-- Start PAGE --

Cotton, sugar u-turns slow hedge funds' ag selling

Hedge funds' selldown in the agricultural commodity complex slowed to a crawl as they turned less negative on cotton and sugar, offsetting in part continued bearish positioning in livestock and soybeans.

Managed money, a proxy for speculators, reduced its net long position in futures and options in the top 13 US-traded agricultural commodities, from cotton to corn, by 3,844 lots in the week to last Tuesday, according to data from the Commodity Futures Trading Commission regulator.

The move extended an unusually long period of negative positioning on agricultural commodities, driven by expectations of bumper world corn, soybean and wheat supplies.

In the17 weeks since the end of April, managed money has reduced its net long in ag futures and options in all but one, taking it from 1.13m lots to 272,000 contracts.

However, the reduction this time was slowed by a more positive take on grains and, in particular, a reduction in the net shorts that hedge funds have built up in New York-traded cotton and sugar.

'Demand for cotton surged'

In cotton, hedge funds cut their net long position by 4,500 contracts, as growing signs of demand at prices which earlier this month hit their lowest since 2009 offset some of the concerns over huge supplies, boosted by stronger US harvest prospects and underpinned by huge Chinese inventories.

Speculators' net longs in grains and oilseeds, Aug 26, (change on week)

Chicago corn: 67,593, (+2,874)

Chicago soymeal: 33,289, (-9,354)

Kansas wheat: 13,177, (-2,244)

Chicago soyoil: -15,695, (-540)

Chicago soybeans: -21,940, (-5,242)

-- End PAGE --

SHORT TASK 1: Format the records from their first line through the line containing "list-item-direct-democracy [71,776,631,872]", inclusive, as a Markdown table with the columns Row and Entry, numbering each line and leaving out blank lines.

-- Start DATASET EXCERPTS --

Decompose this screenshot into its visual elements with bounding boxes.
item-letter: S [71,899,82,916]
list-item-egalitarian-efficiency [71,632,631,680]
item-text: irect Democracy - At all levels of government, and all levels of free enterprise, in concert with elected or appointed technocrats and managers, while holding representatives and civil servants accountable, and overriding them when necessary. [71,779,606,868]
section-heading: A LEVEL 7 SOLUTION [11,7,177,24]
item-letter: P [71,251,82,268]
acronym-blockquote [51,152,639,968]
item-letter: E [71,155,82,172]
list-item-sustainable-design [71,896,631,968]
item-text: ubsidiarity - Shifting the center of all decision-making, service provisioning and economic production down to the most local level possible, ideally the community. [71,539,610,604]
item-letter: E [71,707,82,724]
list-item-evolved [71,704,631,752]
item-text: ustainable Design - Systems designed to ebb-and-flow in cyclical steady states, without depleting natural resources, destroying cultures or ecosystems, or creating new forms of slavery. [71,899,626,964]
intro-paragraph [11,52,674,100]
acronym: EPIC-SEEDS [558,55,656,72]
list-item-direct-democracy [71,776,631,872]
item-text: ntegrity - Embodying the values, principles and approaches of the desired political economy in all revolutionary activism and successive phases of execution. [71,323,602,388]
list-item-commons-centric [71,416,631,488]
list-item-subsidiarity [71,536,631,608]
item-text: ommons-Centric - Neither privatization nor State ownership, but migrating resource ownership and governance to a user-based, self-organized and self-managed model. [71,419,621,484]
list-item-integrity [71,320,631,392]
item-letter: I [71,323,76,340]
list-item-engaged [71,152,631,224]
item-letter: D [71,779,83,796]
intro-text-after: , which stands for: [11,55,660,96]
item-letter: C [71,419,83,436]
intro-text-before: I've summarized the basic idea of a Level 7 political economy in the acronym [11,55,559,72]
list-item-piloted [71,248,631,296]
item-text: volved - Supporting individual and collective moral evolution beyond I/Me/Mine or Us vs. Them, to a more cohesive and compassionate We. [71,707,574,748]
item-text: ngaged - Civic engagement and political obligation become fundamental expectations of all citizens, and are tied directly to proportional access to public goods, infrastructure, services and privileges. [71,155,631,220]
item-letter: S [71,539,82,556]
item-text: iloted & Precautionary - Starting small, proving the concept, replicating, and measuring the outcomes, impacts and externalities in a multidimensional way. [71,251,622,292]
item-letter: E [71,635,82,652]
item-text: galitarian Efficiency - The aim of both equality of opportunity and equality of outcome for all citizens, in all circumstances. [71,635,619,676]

-- End DATASET EXCERPTS --

SHORT TASK 2: Write out the entire article on hedge funds' agricultural selling word for word.

WORKED ANSWER 1:
| Row | Entry |
|---|---|
| 1 | Decompose this screenshot into its visual elements with bounding boxes. |
| 2 | item-letter: S [71,899,82,916] |
| 3 | list-item-egalitarian-efficiency [71,632,631,680] |
| 4 | item-text: irect Democracy - At all levels of government, and all levels of free enterprise, in concert with elected or appointed technocrats and managers, while holding representatives and civil servants accountable, and overriding them when necessary. [71,779,606,868] |
| 5 | section-heading: A LEVEL 7 SOLUTION [11,7,177,24] |
| 6 | item-letter: P [71,251,82,268] |
| 7 | acronym-blockquote [51,152,639,968] |
| 8 | item-letter: E [71,155,82,172] |
| 9 | list-item-sustainable-design [71,896,631,968] |
| 10 | item-text: ubsidiarity - Shifting the center of all decision-making, service provisioning and economic production down to the most local level possible, ideally the community. [71,539,610,604] |
| 11 | item-letter: E [71,707,82,724] |
| 12 | list-item-evolved [71,704,631,752] |
| 13 | item-text: ustainable Design - Systems designed to ebb-and-flow in cyclical steady states, without depleting natural resources, destroying cultures or ecosystems, or creating new forms of slavery. [71,899,626,964] |
| 14 | intro-paragraph [11,52,674,100] |
| 15 | acronym: EPIC-SEEDS [558,55,656,72] |
| 16 | list-item-direct-democracy [71,776,631,872] |

WORKED ANSWER 2:
Cotton, sugar u-turns slow hedge funds' ag selling

Hedge funds' selldown in the agricultural commodity complex slowed to a crawl as they turned less negative on cotton and sugar, offsetting in part continued bearish positioning in livestock and soybeans.

Managed money, a proxy for speculators, reduced its net long position in futures and options in the top 13 US-traded agricultural commodities, from cotton to corn, by 3,844 lots in the week to last Tuesday, according to data from the Commodity Futures Trading Commission regulator.

The move extended an unusually long period of negative positioning on agricultural commodities, driven by expectations of bumper world corn, soybean and wheat supplies.

In the17 weeks since the end of April, managed money has reduced its net long in ag futures and options in all but one, taking it from 1.13m lots to 272,000 contracts.

However, the reduction this time was slowed by a more positive take on grains and, in particular, a reduction in the net shorts that hedge funds have built up in New York-traded cotton and sugar.

'Demand for cotton surged'

In cotton, hedge funds cut their net long position by 4,500 contracts, as growing signs of demand at prices which earlier this month hit their lowest since 2009 offset some of the concerns over huge supplies, boosted by stronger US harvest prospects and underpinned by huge Chinese inventories.

Speculators' net longs in grains and oilseeds, Aug 26, (change on week)

Chicago corn: 67,593, (+2,874)

Chicago soymeal: 33,289, (-9,354)

Kansas wheat: 13,177, (-2,244)

Chicago soyoil: -15,695, (-540)

Chicago soybeans: -21,940, (-5,242)